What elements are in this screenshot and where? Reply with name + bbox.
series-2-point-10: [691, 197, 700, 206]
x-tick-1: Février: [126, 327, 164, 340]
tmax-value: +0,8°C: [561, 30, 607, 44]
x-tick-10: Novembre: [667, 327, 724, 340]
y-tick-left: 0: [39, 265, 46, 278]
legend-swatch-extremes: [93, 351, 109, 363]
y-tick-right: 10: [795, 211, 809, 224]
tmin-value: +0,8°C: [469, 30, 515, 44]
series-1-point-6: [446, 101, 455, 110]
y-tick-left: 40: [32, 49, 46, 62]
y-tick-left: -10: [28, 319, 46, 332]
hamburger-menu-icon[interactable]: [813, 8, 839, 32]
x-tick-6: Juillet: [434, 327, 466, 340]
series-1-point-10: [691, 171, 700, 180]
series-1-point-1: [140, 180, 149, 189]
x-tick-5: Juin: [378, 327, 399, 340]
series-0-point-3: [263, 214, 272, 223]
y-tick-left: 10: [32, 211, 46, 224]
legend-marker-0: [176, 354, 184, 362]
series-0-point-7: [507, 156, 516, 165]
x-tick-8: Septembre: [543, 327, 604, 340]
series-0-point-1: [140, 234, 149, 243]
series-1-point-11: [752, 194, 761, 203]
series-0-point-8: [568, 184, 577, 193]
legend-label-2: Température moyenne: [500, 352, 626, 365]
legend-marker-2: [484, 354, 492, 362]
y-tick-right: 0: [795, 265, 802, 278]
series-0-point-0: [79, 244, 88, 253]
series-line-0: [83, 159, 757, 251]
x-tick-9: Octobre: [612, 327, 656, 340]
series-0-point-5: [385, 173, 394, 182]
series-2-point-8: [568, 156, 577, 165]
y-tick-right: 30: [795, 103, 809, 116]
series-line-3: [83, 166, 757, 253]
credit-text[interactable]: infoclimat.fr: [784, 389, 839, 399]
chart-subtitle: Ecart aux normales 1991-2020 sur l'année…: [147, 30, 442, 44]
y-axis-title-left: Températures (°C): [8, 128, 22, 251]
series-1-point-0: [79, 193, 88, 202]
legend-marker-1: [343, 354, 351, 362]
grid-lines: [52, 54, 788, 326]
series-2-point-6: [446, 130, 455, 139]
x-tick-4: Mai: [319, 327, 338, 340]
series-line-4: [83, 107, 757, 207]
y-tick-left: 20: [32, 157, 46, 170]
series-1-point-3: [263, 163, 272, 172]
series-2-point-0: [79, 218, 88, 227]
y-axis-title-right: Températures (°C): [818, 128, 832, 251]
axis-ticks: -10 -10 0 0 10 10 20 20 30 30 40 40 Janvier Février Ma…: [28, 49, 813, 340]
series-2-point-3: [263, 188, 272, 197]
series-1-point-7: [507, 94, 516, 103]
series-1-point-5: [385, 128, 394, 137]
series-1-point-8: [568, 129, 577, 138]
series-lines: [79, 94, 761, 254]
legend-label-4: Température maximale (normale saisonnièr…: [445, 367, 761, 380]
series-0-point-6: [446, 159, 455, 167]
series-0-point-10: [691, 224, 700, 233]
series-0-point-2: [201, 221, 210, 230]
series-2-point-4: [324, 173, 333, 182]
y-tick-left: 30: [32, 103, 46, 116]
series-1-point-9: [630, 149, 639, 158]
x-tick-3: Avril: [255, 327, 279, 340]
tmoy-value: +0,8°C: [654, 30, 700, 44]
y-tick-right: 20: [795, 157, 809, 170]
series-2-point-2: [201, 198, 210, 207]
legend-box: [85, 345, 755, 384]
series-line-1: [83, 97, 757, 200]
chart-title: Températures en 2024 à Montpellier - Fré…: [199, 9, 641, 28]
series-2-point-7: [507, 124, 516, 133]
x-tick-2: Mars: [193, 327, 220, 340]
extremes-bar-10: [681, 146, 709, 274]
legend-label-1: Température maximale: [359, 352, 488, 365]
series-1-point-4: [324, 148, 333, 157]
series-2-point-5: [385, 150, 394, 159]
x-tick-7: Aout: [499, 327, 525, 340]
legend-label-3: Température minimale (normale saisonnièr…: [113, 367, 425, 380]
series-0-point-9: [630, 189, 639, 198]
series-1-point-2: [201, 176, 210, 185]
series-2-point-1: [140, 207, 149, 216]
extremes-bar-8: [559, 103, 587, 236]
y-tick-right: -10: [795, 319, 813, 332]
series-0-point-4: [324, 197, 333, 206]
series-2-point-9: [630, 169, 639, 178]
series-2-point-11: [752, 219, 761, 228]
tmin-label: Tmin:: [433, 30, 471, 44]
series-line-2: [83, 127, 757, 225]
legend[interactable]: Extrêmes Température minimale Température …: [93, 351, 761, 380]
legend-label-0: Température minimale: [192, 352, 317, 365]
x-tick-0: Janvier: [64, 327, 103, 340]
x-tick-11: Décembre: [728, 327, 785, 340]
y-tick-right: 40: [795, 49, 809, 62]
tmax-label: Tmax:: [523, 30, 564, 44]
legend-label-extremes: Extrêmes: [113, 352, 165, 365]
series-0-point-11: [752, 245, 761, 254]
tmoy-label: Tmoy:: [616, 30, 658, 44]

▬▬▬▬▬▬▬▬▬▬

Stated goal: Print all of the material above again, line for line, with nothing changed.

Full response:
What elements are in this screenshot and where? Reply with name + bbox.
series-2-point-10: [691, 197, 700, 206]
x-tick-1: Février: [126, 327, 164, 340]
tmax-value: +0,8°C: [561, 30, 607, 44]
x-tick-10: Novembre: [667, 327, 724, 340]
y-tick-left: 0: [39, 265, 46, 278]
legend-swatch-extremes: [93, 351, 109, 363]
y-tick-right: 10: [795, 211, 809, 224]
tmin-value: +0,8°C: [469, 30, 515, 44]
series-1-point-6: [446, 101, 455, 110]
y-tick-left: 40: [32, 49, 46, 62]
y-tick-left: -10: [28, 319, 46, 332]
hamburger-menu-icon[interactable]: [813, 8, 839, 32]
x-tick-6: Juillet: [434, 327, 466, 340]
series-1-point-10: [691, 171, 700, 180]
series-1-point-1: [140, 180, 149, 189]
x-tick-5: Juin: [378, 327, 399, 340]
series-0-point-3: [263, 214, 272, 223]
y-tick-left: 10: [32, 211, 46, 224]
legend-marker-0: [176, 354, 184, 362]
series-0-point-7: [507, 156, 516, 165]
x-tick-8: Septembre: [543, 327, 604, 340]
series-0-point-1: [140, 234, 149, 243]
series-1-point-11: [752, 194, 761, 203]
series-0-point-8: [568, 184, 577, 193]
legend-label-2: Température moyenne: [500, 352, 626, 365]
legend-marker-2: [484, 354, 492, 362]
y-tick-right: 0: [795, 265, 802, 278]
series-0-point-0: [79, 244, 88, 253]
series-line-0: [83, 159, 757, 251]
x-tick-9: Octobre: [612, 327, 656, 340]
series-0-point-5: [385, 173, 394, 182]
series-2-point-8: [568, 156, 577, 165]
y-tick-right: 30: [795, 103, 809, 116]
series-line-3: [83, 166, 757, 253]
credit-text[interactable]: infoclimat.fr: [784, 389, 839, 399]
chart-subtitle: Ecart aux normales 1991-2020 sur l'année…: [147, 30, 442, 44]
y-axis-title-left: Températures (°C): [8, 128, 22, 251]
series-1-point-0: [79, 193, 88, 202]
legend-marker-1: [343, 354, 351, 362]
grid-lines: [52, 54, 788, 326]
series-2-point-6: [446, 130, 455, 139]
x-tick-4: Mai: [319, 327, 338, 340]
series-line-4: [83, 107, 757, 207]
y-tick-left: 20: [32, 157, 46, 170]
series-1-point-3: [263, 163, 272, 172]
series-2-point-0: [79, 218, 88, 227]
y-axis-title-right: Températures (°C): [818, 128, 832, 251]
axis-ticks: -10 -10 0 0 10 10 20 20 30 30 40 40 Janvier Février Ma…: [28, 49, 813, 340]
series-2-point-3: [263, 188, 272, 197]
series-1-point-7: [507, 94, 516, 103]
series-1-point-5: [385, 128, 394, 137]
series-1-point-8: [568, 129, 577, 138]
series-lines: [79, 94, 761, 254]
legend-label-4: Température maximale (normale saisonnièr…: [445, 367, 761, 380]
series-0-point-6: [446, 159, 455, 167]
series-0-point-10: [691, 224, 700, 233]
series-0-point-2: [201, 221, 210, 230]
series-2-point-4: [324, 173, 333, 182]
y-tick-left: 30: [32, 103, 46, 116]
series-1-point-9: [630, 149, 639, 158]
x-tick-3: Avril: [255, 327, 279, 340]
tmoy-value: +0,8°C: [654, 30, 700, 44]
y-tick-right: 20: [795, 157, 809, 170]
series-2-point-2: [201, 198, 210, 207]
legend-box: [85, 345, 755, 384]
series-line-1: [83, 97, 757, 200]
chart-title: Températures en 2024 à Montpellier - Fré…: [199, 9, 641, 28]
series-2-point-7: [507, 124, 516, 133]
x-tick-2: Mars: [193, 327, 220, 340]
extremes-bar-10: [681, 146, 709, 274]
legend-label-1: Température maximale: [359, 352, 488, 365]
series-1-point-4: [324, 148, 333, 157]
series-2-point-5: [385, 150, 394, 159]
x-tick-7: Aout: [499, 327, 525, 340]
legend-label-3: Température minimale (normale saisonnièr…: [113, 367, 425, 380]
series-0-point-9: [630, 189, 639, 198]
series-1-point-2: [201, 176, 210, 185]
series-2-point-1: [140, 207, 149, 216]
extremes-bar-8: [559, 103, 587, 236]
y-tick-right: -10: [795, 319, 813, 332]
series-0-point-4: [324, 197, 333, 206]
series-2-point-9: [630, 169, 639, 178]
series-2-point-11: [752, 219, 761, 228]
tmin-label: Tmin:: [433, 30, 471, 44]
series-line-2: [83, 127, 757, 225]
legend[interactable]: Extrêmes Température minimale Température …: [93, 351, 761, 380]
legend-label-0: Température minimale: [192, 352, 317, 365]
x-tick-0: Janvier: [64, 327, 103, 340]
x-tick-11: Décembre: [728, 327, 785, 340]
y-tick-right: 40: [795, 49, 809, 62]
tmax-label: Tmax:: [523, 30, 564, 44]
legend-label-extremes: Extrêmes: [113, 352, 165, 365]
series-0-point-11: [752, 245, 761, 254]
tmoy-label: Tmoy:: [616, 30, 658, 44]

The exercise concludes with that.